◆ Exercise description:
Quote all of the entries word for word.

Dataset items
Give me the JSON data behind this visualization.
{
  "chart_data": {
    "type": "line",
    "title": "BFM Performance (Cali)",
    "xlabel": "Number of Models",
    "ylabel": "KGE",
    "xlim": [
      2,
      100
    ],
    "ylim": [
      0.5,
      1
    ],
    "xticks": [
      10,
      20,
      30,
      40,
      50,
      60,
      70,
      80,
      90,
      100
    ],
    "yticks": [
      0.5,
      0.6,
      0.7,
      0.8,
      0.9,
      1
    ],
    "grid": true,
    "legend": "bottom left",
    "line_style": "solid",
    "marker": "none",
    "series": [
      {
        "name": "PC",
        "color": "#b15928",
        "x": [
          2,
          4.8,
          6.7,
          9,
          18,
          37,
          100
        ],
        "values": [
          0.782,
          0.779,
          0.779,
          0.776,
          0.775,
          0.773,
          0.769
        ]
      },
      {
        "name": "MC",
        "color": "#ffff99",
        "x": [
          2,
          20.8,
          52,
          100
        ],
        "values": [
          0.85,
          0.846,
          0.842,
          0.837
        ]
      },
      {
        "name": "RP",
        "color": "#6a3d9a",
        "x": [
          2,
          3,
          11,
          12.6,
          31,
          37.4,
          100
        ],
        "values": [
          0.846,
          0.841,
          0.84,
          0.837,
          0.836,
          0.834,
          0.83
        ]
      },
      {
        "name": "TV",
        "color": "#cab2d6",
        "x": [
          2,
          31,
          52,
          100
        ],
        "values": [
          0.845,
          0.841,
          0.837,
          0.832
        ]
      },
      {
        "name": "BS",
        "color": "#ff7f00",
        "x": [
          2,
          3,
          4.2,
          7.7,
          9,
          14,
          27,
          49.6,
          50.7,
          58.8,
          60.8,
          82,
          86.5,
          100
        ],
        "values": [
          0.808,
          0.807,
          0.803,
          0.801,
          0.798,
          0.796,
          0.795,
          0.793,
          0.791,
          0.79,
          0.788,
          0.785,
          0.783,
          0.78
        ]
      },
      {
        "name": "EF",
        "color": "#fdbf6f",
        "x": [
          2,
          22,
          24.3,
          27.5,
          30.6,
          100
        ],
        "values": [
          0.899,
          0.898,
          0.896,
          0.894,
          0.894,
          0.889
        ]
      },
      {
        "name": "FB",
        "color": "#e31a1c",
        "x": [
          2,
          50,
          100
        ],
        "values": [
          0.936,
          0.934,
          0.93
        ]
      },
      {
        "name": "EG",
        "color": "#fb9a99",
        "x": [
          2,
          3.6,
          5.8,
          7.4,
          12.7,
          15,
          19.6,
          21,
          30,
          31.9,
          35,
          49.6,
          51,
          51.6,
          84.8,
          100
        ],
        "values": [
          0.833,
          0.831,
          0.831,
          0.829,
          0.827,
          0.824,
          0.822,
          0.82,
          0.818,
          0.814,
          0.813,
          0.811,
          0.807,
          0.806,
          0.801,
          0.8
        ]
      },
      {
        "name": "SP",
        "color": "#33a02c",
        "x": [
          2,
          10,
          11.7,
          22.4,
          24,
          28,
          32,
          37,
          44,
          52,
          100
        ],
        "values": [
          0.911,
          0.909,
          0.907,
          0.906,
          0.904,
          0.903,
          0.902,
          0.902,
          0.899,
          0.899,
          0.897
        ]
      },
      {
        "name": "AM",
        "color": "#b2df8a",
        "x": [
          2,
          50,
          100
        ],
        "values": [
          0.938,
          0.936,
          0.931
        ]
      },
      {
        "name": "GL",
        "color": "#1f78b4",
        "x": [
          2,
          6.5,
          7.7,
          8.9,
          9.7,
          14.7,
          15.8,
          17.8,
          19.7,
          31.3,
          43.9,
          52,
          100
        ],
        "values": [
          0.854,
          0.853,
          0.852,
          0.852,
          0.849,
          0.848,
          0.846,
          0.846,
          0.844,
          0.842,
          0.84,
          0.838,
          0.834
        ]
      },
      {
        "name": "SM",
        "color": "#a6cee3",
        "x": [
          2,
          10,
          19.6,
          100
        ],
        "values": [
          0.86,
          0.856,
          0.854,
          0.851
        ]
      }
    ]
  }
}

◆ In response:
Give me the JSON data behind this visualization.
{
  "chart_data": {
    "type": "line",
    "title": "BFM Performance (Cali)",
    "xlabel": "Number of Models",
    "ylabel": "KGE",
    "xlim": [
      2,
      100
    ],
    "ylim": [
      0.5,
      1
    ],
    "xticks": [
      10,
      20,
      30,
      40,
      50,
      60,
      70,
      80,
      90,
      100
    ],
    "yticks": [
      0.5,
      0.6,
      0.7,
      0.8,
      0.9,
      1
    ],
    "grid": true,
    "legend": "bottom left",
    "line_style": "solid",
    "marker": "none",
    "series": [
      {
        "name": "PC",
        "color": "#b15928",
        "x": [
          2,
          4.8,
          6.7,
          9,
          18,
          37,
          100
        ],
        "values": [
          0.782,
          0.779,
          0.779,
          0.776,
          0.775,
          0.773,
          0.769
        ]
      },
      {
        "name": "MC",
        "color": "#ffff99",
        "x": [
          2,
          20.8,
          52,
          100
        ],
        "values": [
          0.85,
          0.846,
          0.842,
          0.837
        ]
      },
      {
        "name": "RP",
        "color": "#6a3d9a",
        "x": [
          2,
          3,
          11,
          12.6,
          31,
          37.4,
          100
        ],
        "values": [
          0.846,
          0.841,
          0.84,
          0.837,
          0.836,
          0.834,
          0.83
        ]
      },
      {
        "name": "TV",
        "color": "#cab2d6",
        "x": [
          2,
          31,
          52,
          100
        ],
        "values": [
          0.845,
          0.841,
          0.837,
          0.832
        ]
      },
      {
        "name": "BS",
        "color": "#ff7f00",
        "x": [
          2,
          3,
          4.2,
          7.7,
          9,
          14,
          27,
          49.6,
          50.7,
          58.8,
          60.8,
          82,
          86.5,
          100
        ],
        "values": [
          0.808,
          0.807,
          0.803,
          0.801,
          0.798,
          0.796,
          0.795,
          0.793,
          0.791,
          0.79,
          0.788,
          0.785,
          0.783,
          0.78
        ]
      },
      {
        "name": "EF",
        "color": "#fdbf6f",
        "x": [
          2,
          22,
          24.3,
          27.5,
          30.6,
          100
        ],
        "values": [
          0.899,
          0.898,
          0.896,
          0.894,
          0.894,
          0.889
        ]
      },
      {
        "name": "FB",
        "color": "#e31a1c",
        "x": [
          2,
          50,
          100
        ],
        "values": [
          0.936,
          0.934,
          0.93
        ]
      },
      {
        "name": "EG",
        "color": "#fb9a99",
        "x": [
          2,
          3.6,
          5.8,
          7.4,
          12.7,
          15,
          19.6,
          21,
          30,
          31.9,
          35,
          49.6,
          51,
          51.6,
          84.8,
          100
        ],
        "values": [
          0.833,
          0.831,
          0.831,
          0.829,
          0.827,
          0.824,
          0.822,
          0.82,
          0.818,
          0.814,
          0.813,
          0.811,
          0.807,
          0.806,
          0.801,
          0.8
        ]
      },
      {
        "name": "SP",
        "color": "#33a02c",
        "x": [
          2,
          10,
          11.7,
          22.4,
          24,
          28,
          32,
          37,
          44,
          52,
          100
        ],
        "values": [
          0.911,
          0.909,
          0.907,
          0.906,
          0.904,
          0.903,
          0.902,
          0.902,
          0.899,
          0.899,
          0.897
        ]
      },
      {
        "name": "AM",
        "color": "#b2df8a",
        "x": [
          2,
          50,
          100
        ],
        "values": [
          0.938,
          0.936,
          0.931
        ]
      },
      {
        "name": "GL",
        "color": "#1f78b4",
        "x": [
          2,
          6.5,
          7.7,
          8.9,
          9.7,
          14.7,
          15.8,
          17.8,
          19.7,
          31.3,
          43.9,
          52,
          100
        ],
        "values": [
          0.854,
          0.853,
          0.852,
          0.852,
          0.849,
          0.848,
          0.846,
          0.846,
          0.844,
          0.842,
          0.84,
          0.838,
          0.834
        ]
      },
      {
        "name": "SM",
        "color": "#a6cee3",
        "x": [
          2,
          10,
          19.6,
          100
        ],
        "values": [
          0.86,
          0.856,
          0.854,
          0.851
        ]
      }
    ]
  }
}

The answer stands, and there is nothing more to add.